*PROMPT*: The exercise asks you to copy every line below in which "category" appears.

*MATERIALS PROVIDED*:

^^^^^^^^

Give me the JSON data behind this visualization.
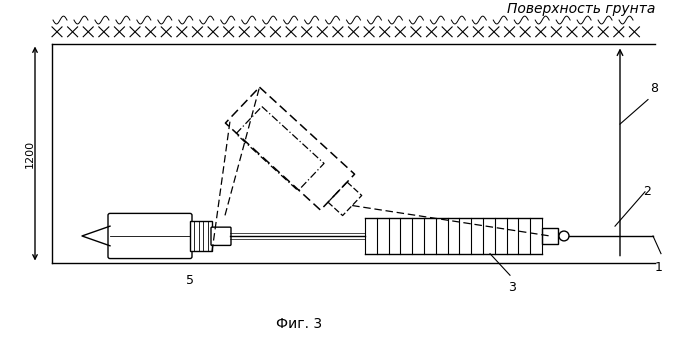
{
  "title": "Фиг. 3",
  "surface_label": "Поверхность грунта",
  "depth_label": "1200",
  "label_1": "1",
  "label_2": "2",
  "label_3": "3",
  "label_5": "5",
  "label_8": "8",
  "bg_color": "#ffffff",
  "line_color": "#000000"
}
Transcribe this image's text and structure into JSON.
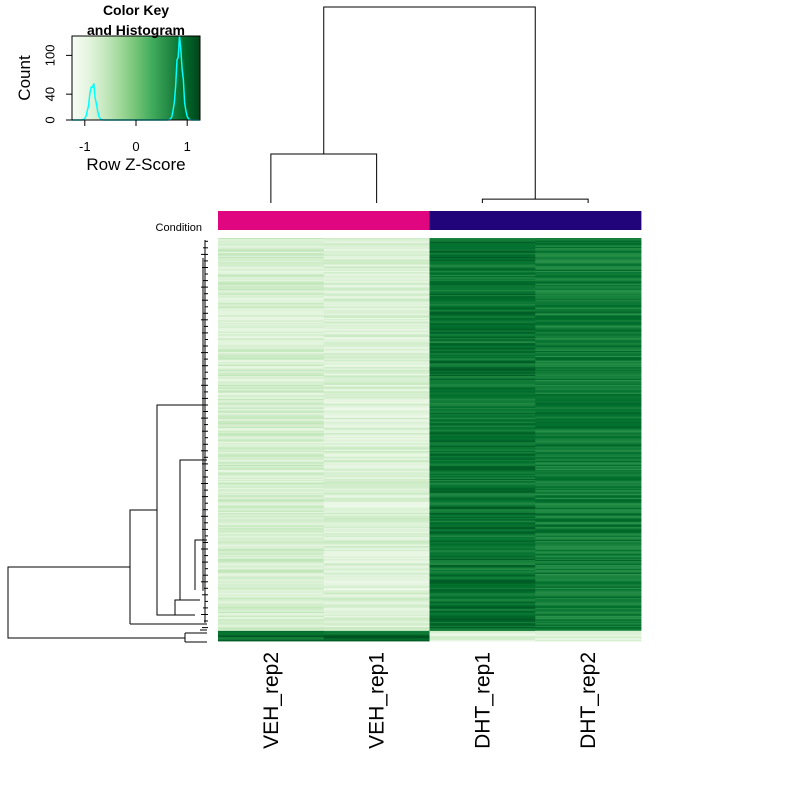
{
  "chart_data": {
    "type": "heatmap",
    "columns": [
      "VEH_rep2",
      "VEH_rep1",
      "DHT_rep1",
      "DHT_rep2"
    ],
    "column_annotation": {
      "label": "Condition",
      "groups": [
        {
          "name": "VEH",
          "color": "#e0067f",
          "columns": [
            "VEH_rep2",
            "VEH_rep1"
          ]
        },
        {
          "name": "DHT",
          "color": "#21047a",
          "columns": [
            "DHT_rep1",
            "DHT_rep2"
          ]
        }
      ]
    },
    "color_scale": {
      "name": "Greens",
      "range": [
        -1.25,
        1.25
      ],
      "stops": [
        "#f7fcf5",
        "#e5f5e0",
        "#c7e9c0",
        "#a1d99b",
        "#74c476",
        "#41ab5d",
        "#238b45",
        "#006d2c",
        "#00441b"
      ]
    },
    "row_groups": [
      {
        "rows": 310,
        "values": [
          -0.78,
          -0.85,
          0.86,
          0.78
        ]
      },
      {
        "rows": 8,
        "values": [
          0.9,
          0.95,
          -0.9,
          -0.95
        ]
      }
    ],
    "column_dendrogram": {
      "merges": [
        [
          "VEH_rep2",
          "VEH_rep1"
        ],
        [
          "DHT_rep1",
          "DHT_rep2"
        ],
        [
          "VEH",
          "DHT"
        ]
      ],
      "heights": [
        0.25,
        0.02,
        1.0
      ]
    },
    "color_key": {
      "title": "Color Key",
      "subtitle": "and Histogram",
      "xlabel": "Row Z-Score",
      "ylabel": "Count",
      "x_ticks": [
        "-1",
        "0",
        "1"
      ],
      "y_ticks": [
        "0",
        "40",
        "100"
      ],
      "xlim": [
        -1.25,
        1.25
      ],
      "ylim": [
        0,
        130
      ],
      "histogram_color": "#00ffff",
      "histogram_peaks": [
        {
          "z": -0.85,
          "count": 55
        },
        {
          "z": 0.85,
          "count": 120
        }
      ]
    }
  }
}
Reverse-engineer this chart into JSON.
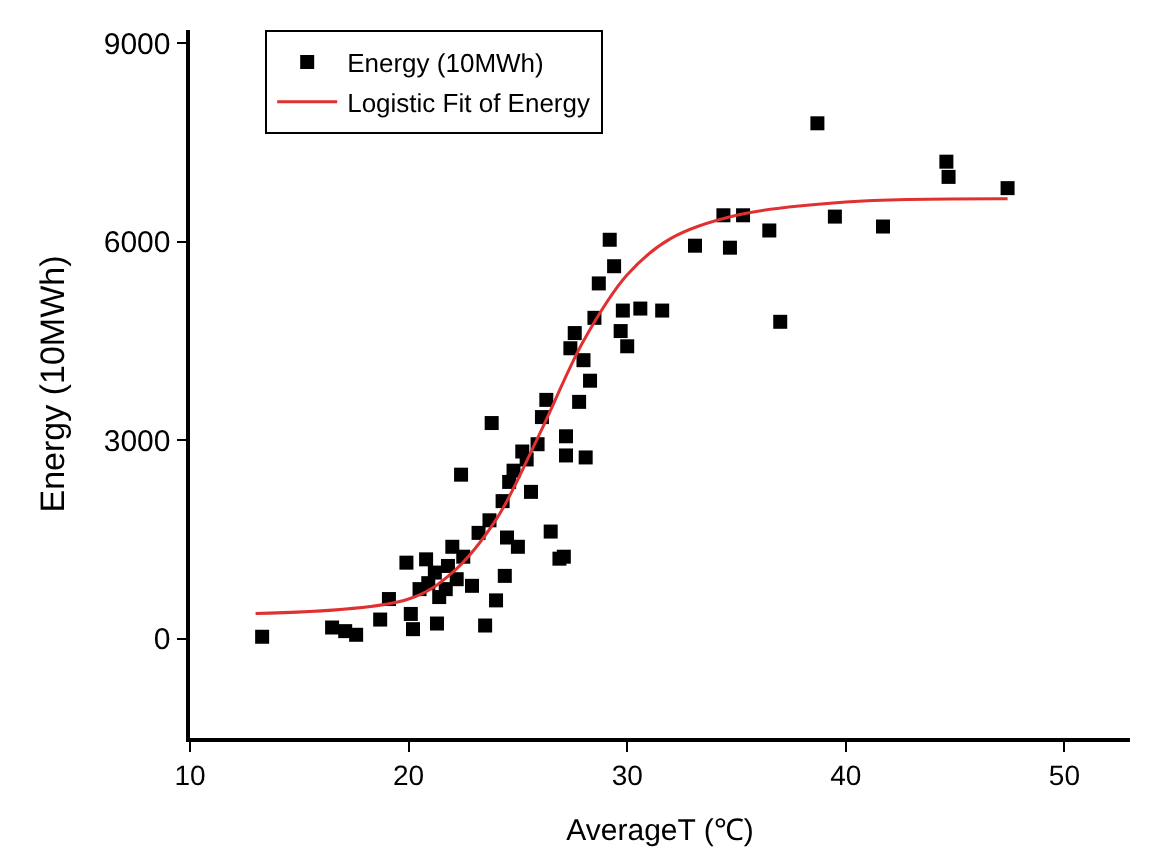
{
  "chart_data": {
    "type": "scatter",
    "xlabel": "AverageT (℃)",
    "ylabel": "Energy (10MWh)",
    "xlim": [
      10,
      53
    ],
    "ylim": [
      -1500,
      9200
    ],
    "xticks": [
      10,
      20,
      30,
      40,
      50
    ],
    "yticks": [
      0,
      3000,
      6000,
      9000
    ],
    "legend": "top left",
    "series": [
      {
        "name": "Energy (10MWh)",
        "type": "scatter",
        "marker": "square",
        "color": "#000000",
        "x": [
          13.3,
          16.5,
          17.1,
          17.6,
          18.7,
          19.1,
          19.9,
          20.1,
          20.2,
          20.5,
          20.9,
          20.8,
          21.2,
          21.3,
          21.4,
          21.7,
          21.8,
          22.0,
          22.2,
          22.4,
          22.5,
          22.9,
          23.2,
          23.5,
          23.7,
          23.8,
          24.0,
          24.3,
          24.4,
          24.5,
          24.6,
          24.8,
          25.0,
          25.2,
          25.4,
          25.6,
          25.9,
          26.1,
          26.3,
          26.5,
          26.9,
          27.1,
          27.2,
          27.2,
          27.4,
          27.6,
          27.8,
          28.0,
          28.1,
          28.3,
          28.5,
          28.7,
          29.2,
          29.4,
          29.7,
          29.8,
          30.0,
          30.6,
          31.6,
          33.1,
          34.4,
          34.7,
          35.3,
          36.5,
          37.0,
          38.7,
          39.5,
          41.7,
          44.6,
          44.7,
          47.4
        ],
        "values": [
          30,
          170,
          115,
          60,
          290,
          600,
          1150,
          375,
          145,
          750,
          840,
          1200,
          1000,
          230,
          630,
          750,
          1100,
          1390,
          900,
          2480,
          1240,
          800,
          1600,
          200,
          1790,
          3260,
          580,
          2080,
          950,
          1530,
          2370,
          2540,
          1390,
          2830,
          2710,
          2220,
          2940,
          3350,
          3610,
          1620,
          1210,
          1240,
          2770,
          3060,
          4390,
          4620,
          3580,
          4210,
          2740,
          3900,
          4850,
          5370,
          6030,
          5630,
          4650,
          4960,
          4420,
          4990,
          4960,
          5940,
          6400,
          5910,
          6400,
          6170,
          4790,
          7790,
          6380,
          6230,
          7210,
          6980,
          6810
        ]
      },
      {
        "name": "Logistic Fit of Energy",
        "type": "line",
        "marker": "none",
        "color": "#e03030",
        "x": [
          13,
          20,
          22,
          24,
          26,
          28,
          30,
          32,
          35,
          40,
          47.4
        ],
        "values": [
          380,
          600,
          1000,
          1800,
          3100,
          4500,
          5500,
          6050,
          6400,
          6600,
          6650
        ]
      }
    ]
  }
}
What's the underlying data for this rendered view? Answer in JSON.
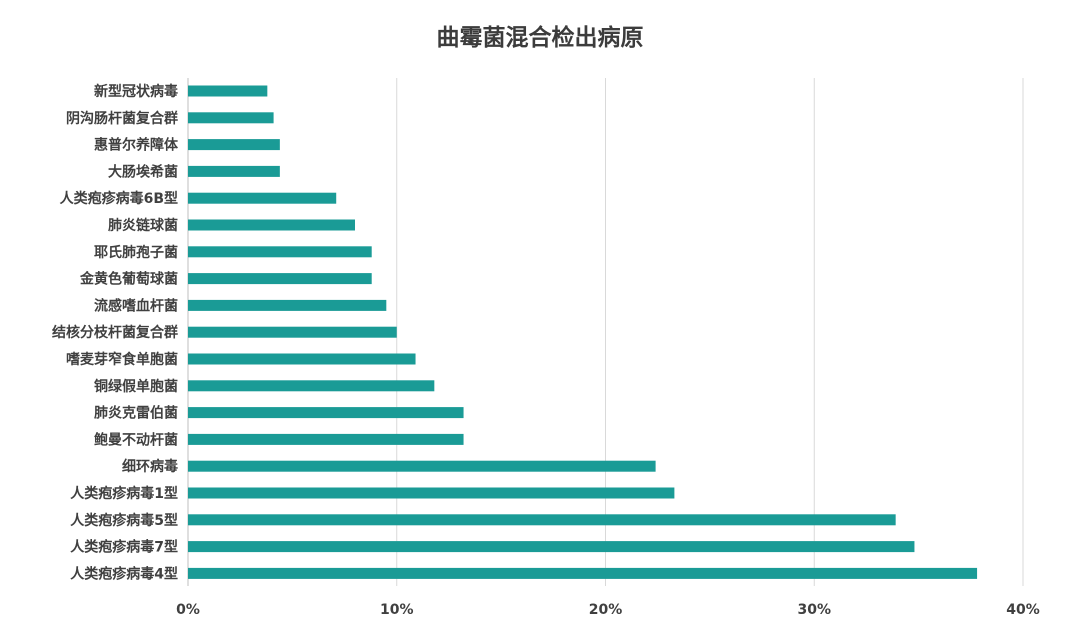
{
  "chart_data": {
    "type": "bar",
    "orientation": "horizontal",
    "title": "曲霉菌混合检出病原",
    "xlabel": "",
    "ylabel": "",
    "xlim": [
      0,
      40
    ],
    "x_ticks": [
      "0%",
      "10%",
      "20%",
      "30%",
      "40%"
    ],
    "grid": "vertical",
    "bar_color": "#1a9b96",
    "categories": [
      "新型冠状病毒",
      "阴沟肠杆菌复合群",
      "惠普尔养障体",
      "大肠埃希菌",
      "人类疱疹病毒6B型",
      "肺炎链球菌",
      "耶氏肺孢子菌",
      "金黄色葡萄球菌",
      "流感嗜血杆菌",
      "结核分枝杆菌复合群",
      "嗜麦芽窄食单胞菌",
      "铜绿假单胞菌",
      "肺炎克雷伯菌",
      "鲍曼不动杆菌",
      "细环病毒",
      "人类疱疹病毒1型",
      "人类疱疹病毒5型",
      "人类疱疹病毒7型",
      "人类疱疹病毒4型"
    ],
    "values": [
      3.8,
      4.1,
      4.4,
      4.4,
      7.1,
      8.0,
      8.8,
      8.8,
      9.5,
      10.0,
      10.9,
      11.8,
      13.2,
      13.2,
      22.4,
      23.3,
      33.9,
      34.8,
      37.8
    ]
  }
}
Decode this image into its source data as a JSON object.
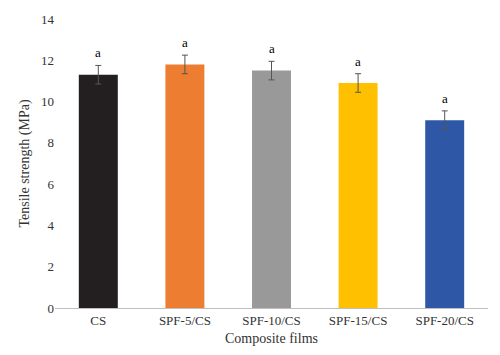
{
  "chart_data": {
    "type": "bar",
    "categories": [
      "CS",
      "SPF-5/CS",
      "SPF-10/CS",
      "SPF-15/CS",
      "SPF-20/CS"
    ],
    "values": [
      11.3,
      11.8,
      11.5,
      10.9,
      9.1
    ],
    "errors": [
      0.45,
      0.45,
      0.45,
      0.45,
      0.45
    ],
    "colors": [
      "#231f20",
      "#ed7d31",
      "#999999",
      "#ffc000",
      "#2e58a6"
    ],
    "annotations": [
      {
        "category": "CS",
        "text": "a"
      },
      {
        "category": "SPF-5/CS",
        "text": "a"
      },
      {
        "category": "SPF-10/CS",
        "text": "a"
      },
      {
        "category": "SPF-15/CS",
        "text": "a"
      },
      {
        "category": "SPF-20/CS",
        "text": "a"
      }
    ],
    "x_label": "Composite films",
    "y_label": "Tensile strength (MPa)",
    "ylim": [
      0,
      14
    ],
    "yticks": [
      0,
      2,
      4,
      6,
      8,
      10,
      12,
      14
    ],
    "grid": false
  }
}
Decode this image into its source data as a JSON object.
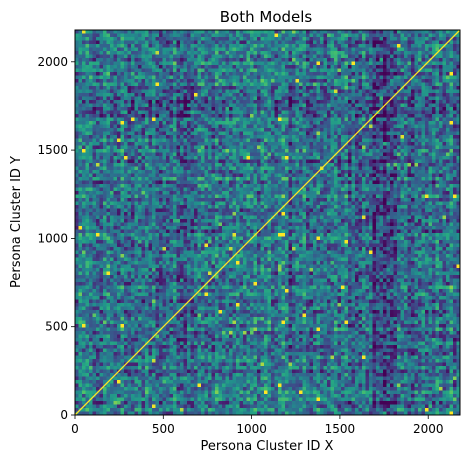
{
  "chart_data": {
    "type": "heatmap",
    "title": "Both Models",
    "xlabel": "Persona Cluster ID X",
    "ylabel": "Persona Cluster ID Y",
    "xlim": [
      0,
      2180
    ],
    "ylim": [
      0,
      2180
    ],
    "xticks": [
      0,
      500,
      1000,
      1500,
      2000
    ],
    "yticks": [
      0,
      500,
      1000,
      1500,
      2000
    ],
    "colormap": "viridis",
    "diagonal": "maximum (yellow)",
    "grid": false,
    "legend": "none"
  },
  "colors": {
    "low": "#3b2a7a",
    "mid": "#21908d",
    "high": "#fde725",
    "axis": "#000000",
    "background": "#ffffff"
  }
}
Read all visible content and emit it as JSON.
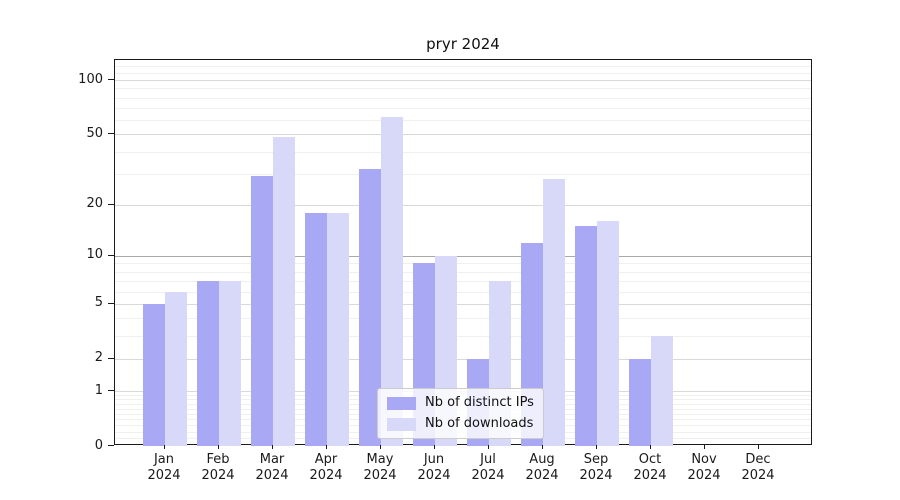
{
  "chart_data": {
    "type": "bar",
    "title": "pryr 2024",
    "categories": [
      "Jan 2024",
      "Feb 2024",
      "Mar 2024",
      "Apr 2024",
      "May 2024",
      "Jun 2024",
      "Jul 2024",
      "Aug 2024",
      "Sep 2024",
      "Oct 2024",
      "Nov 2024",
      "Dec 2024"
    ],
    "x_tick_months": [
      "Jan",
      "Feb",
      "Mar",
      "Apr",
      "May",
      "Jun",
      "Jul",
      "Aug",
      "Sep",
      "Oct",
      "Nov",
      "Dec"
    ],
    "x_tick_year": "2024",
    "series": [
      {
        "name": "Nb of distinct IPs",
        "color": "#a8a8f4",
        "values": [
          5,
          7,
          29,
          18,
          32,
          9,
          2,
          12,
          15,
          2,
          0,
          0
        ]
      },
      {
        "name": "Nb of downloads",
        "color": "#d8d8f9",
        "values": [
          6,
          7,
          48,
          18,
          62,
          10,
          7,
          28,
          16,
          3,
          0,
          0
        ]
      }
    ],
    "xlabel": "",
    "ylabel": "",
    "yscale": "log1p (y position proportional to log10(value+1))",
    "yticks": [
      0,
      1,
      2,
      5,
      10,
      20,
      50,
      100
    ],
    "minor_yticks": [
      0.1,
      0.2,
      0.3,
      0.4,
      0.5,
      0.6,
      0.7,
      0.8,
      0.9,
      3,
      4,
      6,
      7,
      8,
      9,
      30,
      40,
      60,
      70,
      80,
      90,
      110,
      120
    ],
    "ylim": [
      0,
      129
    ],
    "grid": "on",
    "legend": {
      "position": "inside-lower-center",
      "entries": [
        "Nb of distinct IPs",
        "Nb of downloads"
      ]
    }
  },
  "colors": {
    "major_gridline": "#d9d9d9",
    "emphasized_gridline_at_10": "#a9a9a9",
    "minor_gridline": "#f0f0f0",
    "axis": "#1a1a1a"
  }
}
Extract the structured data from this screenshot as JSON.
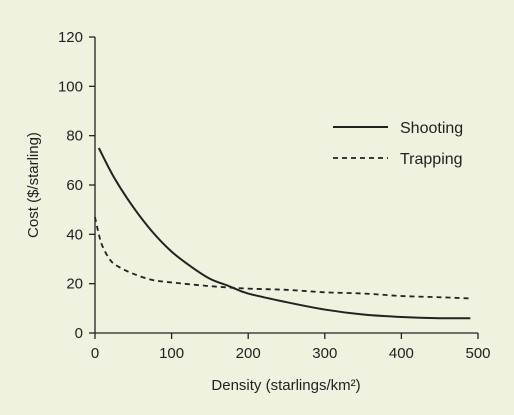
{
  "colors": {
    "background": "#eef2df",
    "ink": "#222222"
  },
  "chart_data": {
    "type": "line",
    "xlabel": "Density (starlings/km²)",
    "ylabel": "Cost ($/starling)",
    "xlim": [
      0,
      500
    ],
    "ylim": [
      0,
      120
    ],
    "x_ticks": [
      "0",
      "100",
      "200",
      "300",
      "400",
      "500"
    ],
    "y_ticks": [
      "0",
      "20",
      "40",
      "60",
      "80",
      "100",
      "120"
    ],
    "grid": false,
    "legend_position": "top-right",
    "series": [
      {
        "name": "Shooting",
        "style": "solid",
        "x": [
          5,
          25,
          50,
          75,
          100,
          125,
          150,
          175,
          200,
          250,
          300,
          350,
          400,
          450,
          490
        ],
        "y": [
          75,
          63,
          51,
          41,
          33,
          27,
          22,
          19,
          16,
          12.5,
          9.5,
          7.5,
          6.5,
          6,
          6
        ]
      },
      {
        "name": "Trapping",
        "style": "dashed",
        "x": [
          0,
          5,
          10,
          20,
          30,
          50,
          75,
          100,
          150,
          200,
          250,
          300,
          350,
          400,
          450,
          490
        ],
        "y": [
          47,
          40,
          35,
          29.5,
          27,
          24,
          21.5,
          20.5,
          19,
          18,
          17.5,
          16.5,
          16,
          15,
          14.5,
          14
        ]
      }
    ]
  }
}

^^^^^^^^

*THE REPLY*:
        "category": "CS",
        "category": "SPF-5/CS",
        "category": "SPF-10/CS",
        "category": "SPF-15/CS",
        "category": "SPF-20/CS",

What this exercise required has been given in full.